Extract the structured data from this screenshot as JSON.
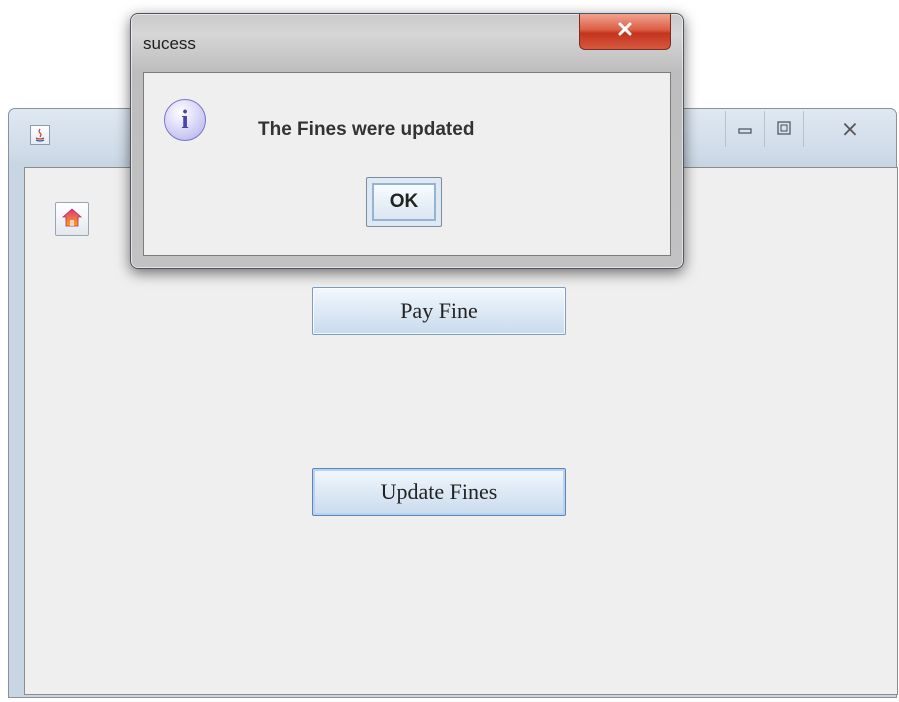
{
  "main_window": {
    "controls": {
      "minimize_icon": "minimize-icon",
      "maximize_icon": "maximize-icon",
      "close_icon": "close-icon",
      "close_glyph": "⨯"
    },
    "home_icon": "home-icon",
    "buttons": {
      "pay_fine": "Pay Fine",
      "update_fines": "Update Fines"
    }
  },
  "dialog": {
    "title": "sucess",
    "icon": "info-icon",
    "icon_glyph": "i",
    "message": "The Fines were updated",
    "ok_label": "OK"
  },
  "colors": {
    "dialog_close": "#d6593d",
    "button_fill": "#dde9f5",
    "content_bg": "#efefef"
  }
}
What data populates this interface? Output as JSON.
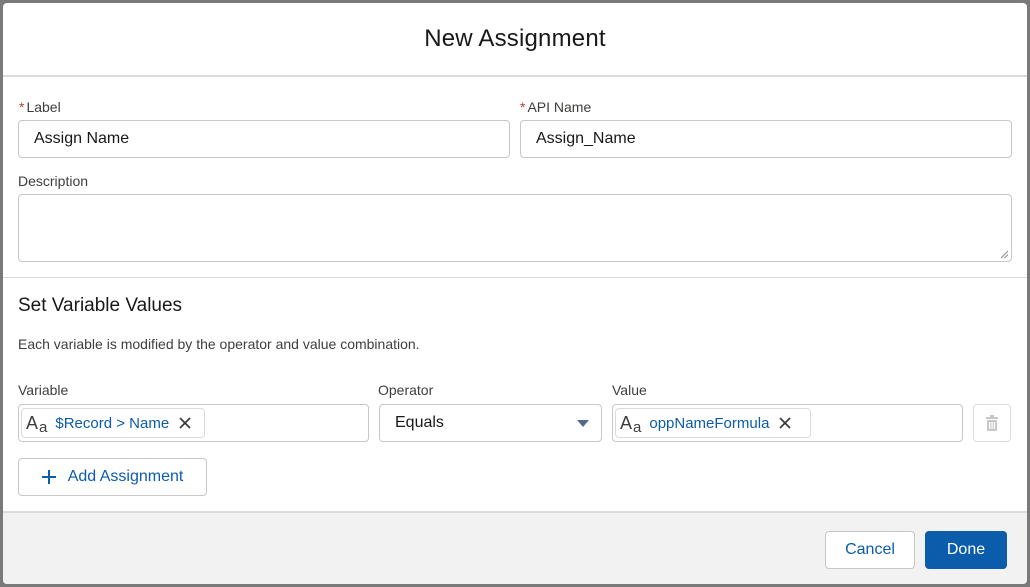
{
  "modal": {
    "title": "New Assignment"
  },
  "fields": {
    "label": {
      "required_mark": "*",
      "label": "Label",
      "value": "Assign Name"
    },
    "api_name": {
      "required_mark": "*",
      "label": "API Name",
      "value": "Assign_Name"
    },
    "description": {
      "label": "Description",
      "value": ""
    }
  },
  "section": {
    "title": "Set Variable Values",
    "help_text": "Each variable is modified by the operator and value combination."
  },
  "assignment_table": {
    "headers": {
      "variable": "Variable",
      "operator": "Operator",
      "value": "Value"
    },
    "rows": [
      {
        "variable": {
          "icon": "text-type-icon",
          "icon_big": "A",
          "icon_small": "a",
          "text": "$Record > Name"
        },
        "operator": "Equals",
        "value": {
          "icon": "text-type-icon",
          "icon_big": "A",
          "icon_small": "a",
          "text": "oppNameFormula"
        }
      }
    ]
  },
  "add_assignment": {
    "icon": "plus-icon",
    "label": "Add Assignment"
  },
  "footer": {
    "cancel_label": "Cancel",
    "done_label": "Done"
  },
  "colors": {
    "brand": "#0b5cab",
    "required": "#c23934",
    "pill_text": "#0b5cab",
    "footer_bg": "#f3f2f2"
  }
}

━━━━━━━━━━━━━━━━━━━━━━━━━━━━━━

### EXERCISE INSTRUCTIONS:
Go through the entries above and pull out each line with "data" in it.

### RESPONSE:
Extract the structured data from this screenshot as JSON.
What data populates this interface? Output as JSON.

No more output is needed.